## TASKS FOR THIS EXERCISE
A. Under 24-A M.R.S.A. §2749-A, as described in the insurance policy provisions text, what can't be required for emergency services?
B. Based on the insurance policy provisions text, explain when a policy must keep covering a dependent child up to 24 years of age, and why that coverage would otherwise end.
C. Continue the insurance policy provisions text from where it stops.
Start of EXTRACT PROVIDED
A policy may contain a provision that allows such payments, if that provision is approved by the superintendent, and if that provision requires the prior written approval of the insured and allows such payments only on a just and equitable basis and not on the basis of a priority lien. A just and equitable basis shall mean that any factors that diminish the potential value of the insured's claim shall likewise reduce the share in the claim for those claiming payment for services or reimbursement.

 

Assignment of benefits

24-A M.R.S.A. §2755

All policies providing benefits for medical or dental care on an expense-incurred basis must contain a provision permitting the insured to assign benefits for such care to the provider of the care. An assignment of benefits under this section does not affect or limit the payment of benefits otherwise payable under the policy.

 

Grievance procedure

24-A M.R.S.A. §2747

The policy must contain the procedure to follow if an insured wishes to file a grievance regarding policy provisions or denial of benefits

 

Emergency services

24-A M.R.S.A. §2749-A

No prior authorization can be required for emergency services

 

Extension of coverage for dependent children with mental or physical illness

24-A M.R.S.A. §2742-A

Requires health insurance policies to continue coverage for dependent children up to 24 years of age who are unable to maintain enrollment in college due to mental or physical illness if they would otherwise terminate coverage due to a requirement that dependent children of a specified age be enrolled in college to maintain eligibility.

 

Coverage for Dental Hygienists

24-A M.R.S.A. §2765

 

 

Coverage must be provided for dental services performed by a licensed independent practice dental hygienist services under the contract and when they are when those services are covered within the lawful scope of practice of the independent practice dental hygienist.
End of EXTRACT PROVIDED
Start of RECORD SET
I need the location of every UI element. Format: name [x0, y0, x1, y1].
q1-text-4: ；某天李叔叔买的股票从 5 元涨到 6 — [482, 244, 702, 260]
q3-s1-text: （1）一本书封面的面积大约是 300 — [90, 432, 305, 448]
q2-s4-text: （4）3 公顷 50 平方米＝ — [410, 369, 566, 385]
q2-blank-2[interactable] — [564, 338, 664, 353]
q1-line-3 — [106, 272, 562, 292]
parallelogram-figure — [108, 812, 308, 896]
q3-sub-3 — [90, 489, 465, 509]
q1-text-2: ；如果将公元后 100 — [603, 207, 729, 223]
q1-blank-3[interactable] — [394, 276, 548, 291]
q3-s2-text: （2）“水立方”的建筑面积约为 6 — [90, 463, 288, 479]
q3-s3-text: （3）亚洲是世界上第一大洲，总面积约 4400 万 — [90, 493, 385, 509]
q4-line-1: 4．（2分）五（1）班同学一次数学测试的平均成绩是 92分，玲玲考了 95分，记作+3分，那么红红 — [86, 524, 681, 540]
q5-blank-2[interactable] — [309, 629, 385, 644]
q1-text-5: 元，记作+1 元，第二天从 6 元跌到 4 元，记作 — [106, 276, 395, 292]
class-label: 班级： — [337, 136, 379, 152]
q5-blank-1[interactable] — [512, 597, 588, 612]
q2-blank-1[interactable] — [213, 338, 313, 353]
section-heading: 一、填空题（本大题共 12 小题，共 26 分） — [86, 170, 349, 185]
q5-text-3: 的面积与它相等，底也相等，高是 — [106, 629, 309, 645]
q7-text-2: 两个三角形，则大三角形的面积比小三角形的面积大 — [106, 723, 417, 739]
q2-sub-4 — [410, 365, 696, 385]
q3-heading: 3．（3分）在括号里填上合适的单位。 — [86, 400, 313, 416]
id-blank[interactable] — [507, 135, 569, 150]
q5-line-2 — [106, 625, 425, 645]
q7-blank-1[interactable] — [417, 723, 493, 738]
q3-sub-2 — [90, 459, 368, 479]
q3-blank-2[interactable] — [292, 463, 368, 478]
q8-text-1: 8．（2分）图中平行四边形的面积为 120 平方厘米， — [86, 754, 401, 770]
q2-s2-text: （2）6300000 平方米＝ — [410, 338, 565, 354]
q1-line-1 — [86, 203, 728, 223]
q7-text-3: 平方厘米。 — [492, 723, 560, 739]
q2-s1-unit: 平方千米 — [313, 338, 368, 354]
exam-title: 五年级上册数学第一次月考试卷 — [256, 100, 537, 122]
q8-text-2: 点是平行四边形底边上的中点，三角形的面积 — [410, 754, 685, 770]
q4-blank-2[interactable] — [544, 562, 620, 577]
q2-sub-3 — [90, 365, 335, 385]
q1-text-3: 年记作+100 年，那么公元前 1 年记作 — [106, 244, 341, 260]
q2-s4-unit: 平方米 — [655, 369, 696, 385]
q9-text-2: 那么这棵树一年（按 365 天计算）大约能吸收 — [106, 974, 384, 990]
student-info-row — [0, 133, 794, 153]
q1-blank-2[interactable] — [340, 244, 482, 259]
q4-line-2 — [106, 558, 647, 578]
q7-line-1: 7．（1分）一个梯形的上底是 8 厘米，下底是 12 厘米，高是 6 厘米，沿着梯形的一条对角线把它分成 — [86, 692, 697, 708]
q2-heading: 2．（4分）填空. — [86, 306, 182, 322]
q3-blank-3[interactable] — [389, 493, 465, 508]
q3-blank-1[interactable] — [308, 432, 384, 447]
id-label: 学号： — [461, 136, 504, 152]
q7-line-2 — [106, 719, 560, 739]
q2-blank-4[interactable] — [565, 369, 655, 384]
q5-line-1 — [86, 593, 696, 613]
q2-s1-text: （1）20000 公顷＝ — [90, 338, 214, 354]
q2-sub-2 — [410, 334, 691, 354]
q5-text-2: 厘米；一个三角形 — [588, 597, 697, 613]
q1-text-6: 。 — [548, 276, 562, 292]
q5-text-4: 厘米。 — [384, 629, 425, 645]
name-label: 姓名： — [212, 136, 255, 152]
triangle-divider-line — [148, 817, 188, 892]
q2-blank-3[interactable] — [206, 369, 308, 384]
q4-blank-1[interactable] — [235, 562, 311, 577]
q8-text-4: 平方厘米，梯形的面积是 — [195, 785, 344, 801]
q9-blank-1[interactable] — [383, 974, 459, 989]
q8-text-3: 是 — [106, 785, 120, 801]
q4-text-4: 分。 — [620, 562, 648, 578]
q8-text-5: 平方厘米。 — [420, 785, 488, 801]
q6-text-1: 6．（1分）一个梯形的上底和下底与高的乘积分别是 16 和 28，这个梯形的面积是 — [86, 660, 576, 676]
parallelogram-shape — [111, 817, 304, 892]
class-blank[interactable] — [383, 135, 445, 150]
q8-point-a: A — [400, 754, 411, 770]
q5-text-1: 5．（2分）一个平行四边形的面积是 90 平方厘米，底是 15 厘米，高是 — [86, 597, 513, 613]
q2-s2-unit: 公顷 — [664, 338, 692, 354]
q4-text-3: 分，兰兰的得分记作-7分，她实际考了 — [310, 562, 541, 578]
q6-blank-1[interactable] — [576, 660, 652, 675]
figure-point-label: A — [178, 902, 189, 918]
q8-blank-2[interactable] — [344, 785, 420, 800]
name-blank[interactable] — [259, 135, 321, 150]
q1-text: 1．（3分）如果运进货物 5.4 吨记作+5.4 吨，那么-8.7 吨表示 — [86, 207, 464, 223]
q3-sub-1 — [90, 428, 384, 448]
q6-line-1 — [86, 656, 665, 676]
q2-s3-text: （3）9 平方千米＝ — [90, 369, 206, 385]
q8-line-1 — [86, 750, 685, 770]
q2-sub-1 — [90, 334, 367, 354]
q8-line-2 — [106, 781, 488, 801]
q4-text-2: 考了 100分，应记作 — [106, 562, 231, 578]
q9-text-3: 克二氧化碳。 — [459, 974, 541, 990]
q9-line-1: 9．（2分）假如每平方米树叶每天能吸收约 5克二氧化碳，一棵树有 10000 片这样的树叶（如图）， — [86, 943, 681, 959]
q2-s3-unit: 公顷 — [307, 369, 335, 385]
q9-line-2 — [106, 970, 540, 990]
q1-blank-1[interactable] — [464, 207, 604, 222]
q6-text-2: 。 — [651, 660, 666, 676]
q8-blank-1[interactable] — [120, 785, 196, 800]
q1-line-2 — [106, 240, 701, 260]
End of RECORD SET
## RESPONSES BY ITEM NUMBER
A. Prior authorization cannot be required for emergency services.

B. The policy must continue coverage when the child cannot keep up college enrollment because of mental or physical illness. Without this rule, the coverage would end because the policy requires dependent children of a specified age to be enrolled in college to stay eligible.

C.
Calculation of health benefits based on actual cost

24-A M.R.S.A. §2185

Policies must comply with the requirements of 24-A §2185 which requires calculation of health benefits based on actual cost.  All health insurance policies, health maintenance organization plans and subscriber contracts or certificates of nonprofit hospital or medical service organizations with respect to which the insurer or organization has negotiated discounts with providers must provide for the calculation of all covered health benefits, including without limitation all coinsurance, deductibles and lifetime maximum benefits, on the basis of the net negotiated cost and must fully reflect any discounts or differentials from charges otherwise applicable to the services provided. With respect to policies or plans involving risk-sharing compensation arrangements, net negotiated costs may be calculated at the time services are rendered on the basis of reasonably anticipated compensation levels and are not subject to retrospective adjustment at the time a cost settlement between a provider and the insurer or organization is finalized.

 

Explanations Regarding Deductibles

24-A M.R.S.A. §2413

All policies must include clear explanations of all of the following regarding deductibles:

  1. Whether it is a calendar or policy year deductible.
  2. Clearly advise whether non-covered expenses apply to the deductible.
  3. Clearly advise whether it is a per person or family deductible or both.

 

Explanations for any Exclusion of Coverage for work related sicknesses or injuries

24-A M.R.S.A. §2413

If the policy excludes coverage for work related sicknesses or injuries, clearly explain whether the coverage is excluded if the enrollee is exempt from requirements from state workers compensation requirements or has filed an exemption from the workers compensation laws.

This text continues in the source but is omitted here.